* _TASK INSTRUCTIONS_:
Quote every line below exactly as it reads.

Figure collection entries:
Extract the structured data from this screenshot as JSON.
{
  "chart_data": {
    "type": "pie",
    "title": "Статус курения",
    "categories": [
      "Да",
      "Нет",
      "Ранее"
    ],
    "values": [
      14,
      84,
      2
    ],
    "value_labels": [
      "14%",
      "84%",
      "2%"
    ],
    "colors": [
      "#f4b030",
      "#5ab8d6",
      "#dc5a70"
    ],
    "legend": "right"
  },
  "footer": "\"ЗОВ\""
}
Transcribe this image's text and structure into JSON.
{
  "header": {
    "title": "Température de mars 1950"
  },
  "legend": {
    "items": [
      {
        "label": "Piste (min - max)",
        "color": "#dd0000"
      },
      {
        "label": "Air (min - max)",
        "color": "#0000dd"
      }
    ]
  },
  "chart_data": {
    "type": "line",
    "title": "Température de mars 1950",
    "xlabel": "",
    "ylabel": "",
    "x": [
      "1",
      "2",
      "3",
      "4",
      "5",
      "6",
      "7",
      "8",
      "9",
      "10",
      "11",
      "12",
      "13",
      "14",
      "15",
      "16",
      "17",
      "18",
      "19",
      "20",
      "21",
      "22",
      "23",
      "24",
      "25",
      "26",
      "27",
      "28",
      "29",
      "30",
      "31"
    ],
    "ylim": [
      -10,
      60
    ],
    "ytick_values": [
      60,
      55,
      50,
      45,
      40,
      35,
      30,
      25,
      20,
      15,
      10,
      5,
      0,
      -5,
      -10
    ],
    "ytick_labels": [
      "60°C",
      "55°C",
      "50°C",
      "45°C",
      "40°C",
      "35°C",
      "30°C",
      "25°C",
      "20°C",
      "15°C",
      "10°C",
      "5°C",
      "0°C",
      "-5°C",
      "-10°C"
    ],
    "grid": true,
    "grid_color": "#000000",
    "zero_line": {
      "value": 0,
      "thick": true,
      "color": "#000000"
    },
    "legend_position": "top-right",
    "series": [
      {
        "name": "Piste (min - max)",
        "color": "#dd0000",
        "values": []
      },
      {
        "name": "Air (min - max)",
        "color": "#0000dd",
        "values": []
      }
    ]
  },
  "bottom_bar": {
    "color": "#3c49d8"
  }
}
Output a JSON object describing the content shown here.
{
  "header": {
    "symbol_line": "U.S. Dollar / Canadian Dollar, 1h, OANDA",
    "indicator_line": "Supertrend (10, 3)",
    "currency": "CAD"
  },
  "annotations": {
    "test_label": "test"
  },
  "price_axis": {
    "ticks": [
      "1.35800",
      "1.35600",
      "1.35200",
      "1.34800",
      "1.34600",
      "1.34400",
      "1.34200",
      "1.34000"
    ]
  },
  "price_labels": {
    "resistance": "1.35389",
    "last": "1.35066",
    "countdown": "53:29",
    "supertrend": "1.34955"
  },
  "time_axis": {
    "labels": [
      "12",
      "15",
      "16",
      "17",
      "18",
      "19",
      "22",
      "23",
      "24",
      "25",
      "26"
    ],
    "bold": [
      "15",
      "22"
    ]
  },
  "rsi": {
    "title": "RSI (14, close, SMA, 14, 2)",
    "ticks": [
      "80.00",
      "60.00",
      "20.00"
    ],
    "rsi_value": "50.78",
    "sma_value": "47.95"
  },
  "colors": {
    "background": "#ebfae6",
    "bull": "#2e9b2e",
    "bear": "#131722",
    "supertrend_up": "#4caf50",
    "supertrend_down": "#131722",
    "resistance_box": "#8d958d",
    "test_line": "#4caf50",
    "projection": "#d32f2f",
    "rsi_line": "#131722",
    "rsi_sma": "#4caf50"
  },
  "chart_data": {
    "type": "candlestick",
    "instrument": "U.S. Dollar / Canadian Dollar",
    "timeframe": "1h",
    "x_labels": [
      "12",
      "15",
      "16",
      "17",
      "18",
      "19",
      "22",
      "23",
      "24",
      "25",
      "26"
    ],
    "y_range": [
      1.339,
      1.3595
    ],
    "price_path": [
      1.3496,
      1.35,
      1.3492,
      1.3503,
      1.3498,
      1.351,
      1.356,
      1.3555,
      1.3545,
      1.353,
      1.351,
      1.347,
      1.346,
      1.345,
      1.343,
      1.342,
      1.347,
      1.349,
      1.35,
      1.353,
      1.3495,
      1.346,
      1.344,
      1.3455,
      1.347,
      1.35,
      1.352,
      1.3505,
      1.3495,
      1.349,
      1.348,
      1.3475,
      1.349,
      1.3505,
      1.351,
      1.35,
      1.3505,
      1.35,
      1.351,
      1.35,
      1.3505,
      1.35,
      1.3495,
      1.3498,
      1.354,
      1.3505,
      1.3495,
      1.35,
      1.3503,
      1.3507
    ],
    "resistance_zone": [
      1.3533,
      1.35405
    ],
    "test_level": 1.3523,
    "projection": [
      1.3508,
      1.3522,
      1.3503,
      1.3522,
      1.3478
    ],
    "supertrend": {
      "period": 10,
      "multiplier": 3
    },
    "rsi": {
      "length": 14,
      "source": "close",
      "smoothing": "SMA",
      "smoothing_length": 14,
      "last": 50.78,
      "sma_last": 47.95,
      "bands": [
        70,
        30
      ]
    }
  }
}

* _ANSWER TO THE TASK_:
Extract the structured data from this screenshot as JSON.
{
  "chart_data": {
    "type": "pie",
    "title": "Статус курения",
    "categories": [
      "Да",
      "Нет",
      "Ранее"
    ],
    "values": [
      14,
      84,
      2
    ],
    "value_labels": [
      "14%",
      "84%",
      "2%"
    ],
    "colors": [
      "#f4b030",
      "#5ab8d6",
      "#dc5a70"
    ],
    "legend": "right"
  },
  "footer": "\"ЗОВ\""
}
Transcribe this image's text and structure into JSON.
{
  "header": {
    "title": "Température de mars 1950"
  },
  "legend": {
    "items": [
      {
        "label": "Piste (min - max)",
        "color": "#dd0000"
      },
      {
        "label": "Air (min - max)",
        "color": "#0000dd"
      }
    ]
  },
  "chart_data": {
    "type": "line",
    "title": "Température de mars 1950",
    "xlabel": "",
    "ylabel": "",
    "x": [
      "1",
      "2",
      "3",
      "4",
      "5",
      "6",
      "7",
      "8",
      "9",
      "10",
      "11",
      "12",
      "13",
      "14",
      "15",
      "16",
      "17",
      "18",
      "19",
      "20",
      "21",
      "22",
      "23",
      "24",
      "25",
      "26",
      "27",
      "28",
      "29",
      "30",
      "31"
    ],
    "ylim": [
      -10,
      60
    ],
    "ytick_values": [
      60,
      55,
      50,
      45,
      40,
      35,
      30,
      25,
      20,
      15,
      10,
      5,
      0,
      -5,
      -10
    ],
    "ytick_labels": [
      "60°C",
      "55°C",
      "50°C",
      "45°C",
      "40°C",
      "35°C",
      "30°C",
      "25°C",
      "20°C",
      "15°C",
      "10°C",
      "5°C",
      "0°C",
      "-5°C",
      "-10°C"
    ],
    "grid": true,
    "grid_color": "#000000",
    "zero_line": {
      "value": 0,
      "thick": true,
      "color": "#000000"
    },
    "legend_position": "top-right",
    "series": [
      {
        "name": "Piste (min - max)",
        "color": "#dd0000",
        "values": []
      },
      {
        "name": "Air (min - max)",
        "color": "#0000dd",
        "values": []
      }
    ]
  },
  "bottom_bar": {
    "color": "#3c49d8"
  }
}
Output a JSON object describing the content shown here.
{
  "header": {
    "symbol_line": "U.S. Dollar / Canadian Dollar, 1h, OANDA",
    "indicator_line": "Supertrend (10, 3)",
    "currency": "CAD"
  },
  "annotations": {
    "test_label": "test"
  },
  "price_axis": {
    "ticks": [
      "1.35800",
      "1.35600",
      "1.35200",
      "1.34800",
      "1.34600",
      "1.34400",
      "1.34200",
      "1.34000"
    ]
  },
  "price_labels": {
    "resistance": "1.35389",
    "last": "1.35066",
    "countdown": "53:29",
    "supertrend": "1.34955"
  },
  "time_axis": {
    "labels": [
      "12",
      "15",
      "16",
      "17",
      "18",
      "19",
      "22",
      "23",
      "24",
      "25",
      "26"
    ],
    "bold": [
      "15",
      "22"
    ]
  },
  "rsi": {
    "title": "RSI (14, close, SMA, 14, 2)",
    "ticks": [
      "80.00",
      "60.00",
      "20.00"
    ],
    "rsi_value": "50.78",
    "sma_value": "47.95"
  },
  "colors": {
    "background": "#ebfae6",
    "bull": "#2e9b2e",
    "bear": "#131722",
    "supertrend_up": "#4caf50",
    "supertrend_down": "#131722",
    "resistance_box": "#8d958d",
    "test_line": "#4caf50",
    "projection": "#d32f2f",
    "rsi_line": "#131722",
    "rsi_sma": "#4caf50"
  },
  "chart_data": {
    "type": "candlestick",
    "instrument": "U.S. Dollar / Canadian Dollar",
    "timeframe": "1h",
    "x_labels": [
      "12",
      "15",
      "16",
      "17",
      "18",
      "19",
      "22",
      "23",
      "24",
      "25",
      "26"
    ],
    "y_range": [
      1.339,
      1.3595
    ],
    "price_path": [
      1.3496,
      1.35,
      1.3492,
      1.3503,
      1.3498,
      1.351,
      1.356,
      1.3555,
      1.3545,
      1.353,
      1.351,
      1.347,
      1.346,
      1.345,
      1.343,
      1.342,
      1.347,
      1.349,
      1.35,
      1.353,
      1.3495,
      1.346,
      1.344,
      1.3455,
      1.347,
      1.35,
      1.352,
      1.3505,
      1.3495,
      1.349,
      1.348,
      1.3475,
      1.349,
      1.3505,
      1.351,
      1.35,
      1.3505,
      1.35,
      1.351,
      1.35,
      1.3505,
      1.35,
      1.3495,
      1.3498,
      1.354,
      1.3505,
      1.3495,
      1.35,
      1.3503,
      1.3507
    ],
    "resistance_zone": [
      1.3533,
      1.35405
    ],
    "test_level": 1.3523,
    "projection": [
      1.3508,
      1.3522,
      1.3503,
      1.3522,
      1.3478
    ],
    "supertrend": {
      "period": 10,
      "multiplier": 3
    },
    "rsi": {
      "length": 14,
      "source": "close",
      "smoothing": "SMA",
      "smoothing_length": 14,
      "last": 50.78,
      "sma_last": 47.95,
      "bands": [
        70,
        30
      ]
    }
  }
}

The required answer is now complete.